Data records ▸

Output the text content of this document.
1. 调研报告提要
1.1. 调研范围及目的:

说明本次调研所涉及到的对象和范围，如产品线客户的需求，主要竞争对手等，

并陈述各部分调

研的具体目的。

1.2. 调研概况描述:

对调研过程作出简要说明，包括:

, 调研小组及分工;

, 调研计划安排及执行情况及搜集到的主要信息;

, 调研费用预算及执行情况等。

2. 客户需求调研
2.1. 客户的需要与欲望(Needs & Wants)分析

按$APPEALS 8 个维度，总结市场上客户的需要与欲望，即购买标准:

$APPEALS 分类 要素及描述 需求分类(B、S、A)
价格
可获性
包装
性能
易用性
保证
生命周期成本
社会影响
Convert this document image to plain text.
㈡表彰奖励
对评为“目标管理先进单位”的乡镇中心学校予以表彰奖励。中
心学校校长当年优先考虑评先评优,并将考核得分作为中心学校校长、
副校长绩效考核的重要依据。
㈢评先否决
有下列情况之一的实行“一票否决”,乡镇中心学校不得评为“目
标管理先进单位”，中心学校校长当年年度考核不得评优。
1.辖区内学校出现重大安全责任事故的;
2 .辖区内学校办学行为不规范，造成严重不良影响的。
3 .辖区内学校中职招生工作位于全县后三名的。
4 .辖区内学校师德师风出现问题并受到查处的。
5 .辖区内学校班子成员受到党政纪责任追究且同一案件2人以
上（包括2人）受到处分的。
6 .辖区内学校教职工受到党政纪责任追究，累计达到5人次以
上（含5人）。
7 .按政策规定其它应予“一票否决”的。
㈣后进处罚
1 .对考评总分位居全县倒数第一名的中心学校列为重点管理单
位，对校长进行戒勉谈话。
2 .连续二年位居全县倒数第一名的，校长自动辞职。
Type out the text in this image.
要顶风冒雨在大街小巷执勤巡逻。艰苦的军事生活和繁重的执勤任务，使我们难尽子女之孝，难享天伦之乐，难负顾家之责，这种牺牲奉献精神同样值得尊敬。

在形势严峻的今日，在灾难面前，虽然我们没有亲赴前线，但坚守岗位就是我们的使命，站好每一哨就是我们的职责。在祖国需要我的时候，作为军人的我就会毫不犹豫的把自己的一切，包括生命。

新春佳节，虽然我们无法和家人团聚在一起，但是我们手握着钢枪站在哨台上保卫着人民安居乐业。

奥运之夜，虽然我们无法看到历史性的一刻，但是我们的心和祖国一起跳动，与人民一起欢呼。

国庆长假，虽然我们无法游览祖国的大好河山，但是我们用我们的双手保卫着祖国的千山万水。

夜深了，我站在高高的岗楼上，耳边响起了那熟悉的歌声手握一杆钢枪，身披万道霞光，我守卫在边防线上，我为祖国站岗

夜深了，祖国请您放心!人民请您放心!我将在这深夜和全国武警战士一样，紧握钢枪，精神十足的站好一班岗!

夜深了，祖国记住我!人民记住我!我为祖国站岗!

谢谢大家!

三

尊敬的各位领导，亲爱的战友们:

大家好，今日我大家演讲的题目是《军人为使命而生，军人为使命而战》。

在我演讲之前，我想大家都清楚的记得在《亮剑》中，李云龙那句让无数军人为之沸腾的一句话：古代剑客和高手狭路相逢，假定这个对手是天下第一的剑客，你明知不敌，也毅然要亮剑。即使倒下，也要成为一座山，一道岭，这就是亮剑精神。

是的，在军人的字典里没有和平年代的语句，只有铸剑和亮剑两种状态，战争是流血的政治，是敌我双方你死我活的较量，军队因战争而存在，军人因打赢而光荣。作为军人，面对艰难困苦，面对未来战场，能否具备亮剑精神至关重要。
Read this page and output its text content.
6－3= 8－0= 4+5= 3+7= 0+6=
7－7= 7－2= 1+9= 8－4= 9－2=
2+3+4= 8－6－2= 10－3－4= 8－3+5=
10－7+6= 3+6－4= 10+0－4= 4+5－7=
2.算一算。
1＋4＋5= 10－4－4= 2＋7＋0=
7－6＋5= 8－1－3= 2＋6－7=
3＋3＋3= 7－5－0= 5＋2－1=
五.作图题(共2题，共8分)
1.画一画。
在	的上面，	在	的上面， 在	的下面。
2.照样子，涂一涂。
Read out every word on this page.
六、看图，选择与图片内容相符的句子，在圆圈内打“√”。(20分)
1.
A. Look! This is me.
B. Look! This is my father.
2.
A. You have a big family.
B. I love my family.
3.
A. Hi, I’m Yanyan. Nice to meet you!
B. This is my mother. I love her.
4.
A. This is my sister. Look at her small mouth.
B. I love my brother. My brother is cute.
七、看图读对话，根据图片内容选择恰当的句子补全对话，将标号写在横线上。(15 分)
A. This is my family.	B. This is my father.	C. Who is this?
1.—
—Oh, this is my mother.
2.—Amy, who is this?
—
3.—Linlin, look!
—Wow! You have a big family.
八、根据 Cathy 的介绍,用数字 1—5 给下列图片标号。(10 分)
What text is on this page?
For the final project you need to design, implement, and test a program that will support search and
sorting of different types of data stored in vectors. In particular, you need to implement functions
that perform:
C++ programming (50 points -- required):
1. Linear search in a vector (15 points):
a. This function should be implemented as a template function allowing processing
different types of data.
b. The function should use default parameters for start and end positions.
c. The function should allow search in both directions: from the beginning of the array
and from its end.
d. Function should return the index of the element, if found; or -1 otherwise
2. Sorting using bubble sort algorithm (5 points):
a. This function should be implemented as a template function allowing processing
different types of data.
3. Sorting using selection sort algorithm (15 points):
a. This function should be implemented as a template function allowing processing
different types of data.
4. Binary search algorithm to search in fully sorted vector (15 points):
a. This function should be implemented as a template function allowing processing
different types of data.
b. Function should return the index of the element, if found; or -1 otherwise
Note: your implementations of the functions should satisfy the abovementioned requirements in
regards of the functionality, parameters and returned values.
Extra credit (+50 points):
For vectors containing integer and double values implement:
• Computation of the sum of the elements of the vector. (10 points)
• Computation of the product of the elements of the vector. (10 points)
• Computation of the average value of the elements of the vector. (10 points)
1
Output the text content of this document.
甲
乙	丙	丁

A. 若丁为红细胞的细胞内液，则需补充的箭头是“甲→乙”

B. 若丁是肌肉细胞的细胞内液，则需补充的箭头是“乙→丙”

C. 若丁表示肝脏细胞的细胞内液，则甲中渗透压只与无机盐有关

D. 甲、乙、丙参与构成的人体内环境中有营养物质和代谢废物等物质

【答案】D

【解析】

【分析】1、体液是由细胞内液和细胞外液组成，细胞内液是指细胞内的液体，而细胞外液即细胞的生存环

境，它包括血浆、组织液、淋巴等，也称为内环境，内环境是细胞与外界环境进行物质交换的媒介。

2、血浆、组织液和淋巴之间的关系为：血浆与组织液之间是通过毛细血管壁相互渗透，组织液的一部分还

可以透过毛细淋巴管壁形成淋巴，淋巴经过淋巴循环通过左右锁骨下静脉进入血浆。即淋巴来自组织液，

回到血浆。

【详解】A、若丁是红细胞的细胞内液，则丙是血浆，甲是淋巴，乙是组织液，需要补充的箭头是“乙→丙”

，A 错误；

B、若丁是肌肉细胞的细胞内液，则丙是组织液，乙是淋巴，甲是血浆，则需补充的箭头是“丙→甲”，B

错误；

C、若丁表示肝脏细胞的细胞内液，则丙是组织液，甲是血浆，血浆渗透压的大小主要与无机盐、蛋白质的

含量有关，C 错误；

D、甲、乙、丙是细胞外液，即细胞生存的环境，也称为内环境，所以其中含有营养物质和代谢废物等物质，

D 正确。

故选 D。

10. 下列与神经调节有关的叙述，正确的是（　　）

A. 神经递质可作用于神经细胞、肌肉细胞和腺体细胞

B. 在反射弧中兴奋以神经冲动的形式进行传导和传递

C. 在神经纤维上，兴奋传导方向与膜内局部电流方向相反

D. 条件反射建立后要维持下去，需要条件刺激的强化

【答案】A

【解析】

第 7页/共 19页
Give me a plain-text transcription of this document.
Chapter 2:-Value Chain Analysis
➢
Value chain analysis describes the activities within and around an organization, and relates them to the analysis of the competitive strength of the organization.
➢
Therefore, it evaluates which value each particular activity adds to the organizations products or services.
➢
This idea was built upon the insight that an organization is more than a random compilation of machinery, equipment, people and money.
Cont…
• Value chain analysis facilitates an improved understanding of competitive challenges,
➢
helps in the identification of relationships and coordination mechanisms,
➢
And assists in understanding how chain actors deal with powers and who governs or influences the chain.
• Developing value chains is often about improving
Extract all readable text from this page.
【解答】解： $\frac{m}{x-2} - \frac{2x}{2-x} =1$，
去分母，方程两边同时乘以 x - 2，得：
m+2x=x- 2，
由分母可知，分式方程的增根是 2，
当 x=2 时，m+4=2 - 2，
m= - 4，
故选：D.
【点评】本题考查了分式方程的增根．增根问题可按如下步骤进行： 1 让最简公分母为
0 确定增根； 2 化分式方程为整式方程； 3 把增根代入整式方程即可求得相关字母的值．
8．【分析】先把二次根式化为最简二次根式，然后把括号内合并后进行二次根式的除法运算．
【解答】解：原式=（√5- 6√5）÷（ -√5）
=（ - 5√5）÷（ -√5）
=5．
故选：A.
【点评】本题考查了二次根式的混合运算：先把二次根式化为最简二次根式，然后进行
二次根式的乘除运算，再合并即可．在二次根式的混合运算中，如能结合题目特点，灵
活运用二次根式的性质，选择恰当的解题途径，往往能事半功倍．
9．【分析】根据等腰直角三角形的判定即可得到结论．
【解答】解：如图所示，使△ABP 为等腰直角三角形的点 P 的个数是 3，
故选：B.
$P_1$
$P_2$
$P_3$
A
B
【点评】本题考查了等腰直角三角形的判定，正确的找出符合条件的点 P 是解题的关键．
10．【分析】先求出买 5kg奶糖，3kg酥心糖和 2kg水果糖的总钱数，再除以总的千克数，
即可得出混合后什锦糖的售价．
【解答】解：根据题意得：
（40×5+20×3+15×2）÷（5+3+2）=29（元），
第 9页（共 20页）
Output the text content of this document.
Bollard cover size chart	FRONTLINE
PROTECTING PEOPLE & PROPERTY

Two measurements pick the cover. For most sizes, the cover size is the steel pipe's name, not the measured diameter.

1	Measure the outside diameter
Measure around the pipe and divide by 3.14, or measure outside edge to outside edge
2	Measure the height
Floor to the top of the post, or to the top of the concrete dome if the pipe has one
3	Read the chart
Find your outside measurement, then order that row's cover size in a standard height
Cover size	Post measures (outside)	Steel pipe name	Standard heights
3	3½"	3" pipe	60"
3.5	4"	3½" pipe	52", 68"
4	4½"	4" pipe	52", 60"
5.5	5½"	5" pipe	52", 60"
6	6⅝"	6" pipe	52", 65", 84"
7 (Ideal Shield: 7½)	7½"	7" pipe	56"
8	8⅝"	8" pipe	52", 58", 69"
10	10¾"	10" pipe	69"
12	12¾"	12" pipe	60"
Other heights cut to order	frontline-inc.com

Your task ▸
Which lines contain the word "heights"? Return each of them.

Exercise response ▸
Cover size	Post measures (outside)	Steel pipe name	Standard heights
Other heights cut to order	frontline-inc.com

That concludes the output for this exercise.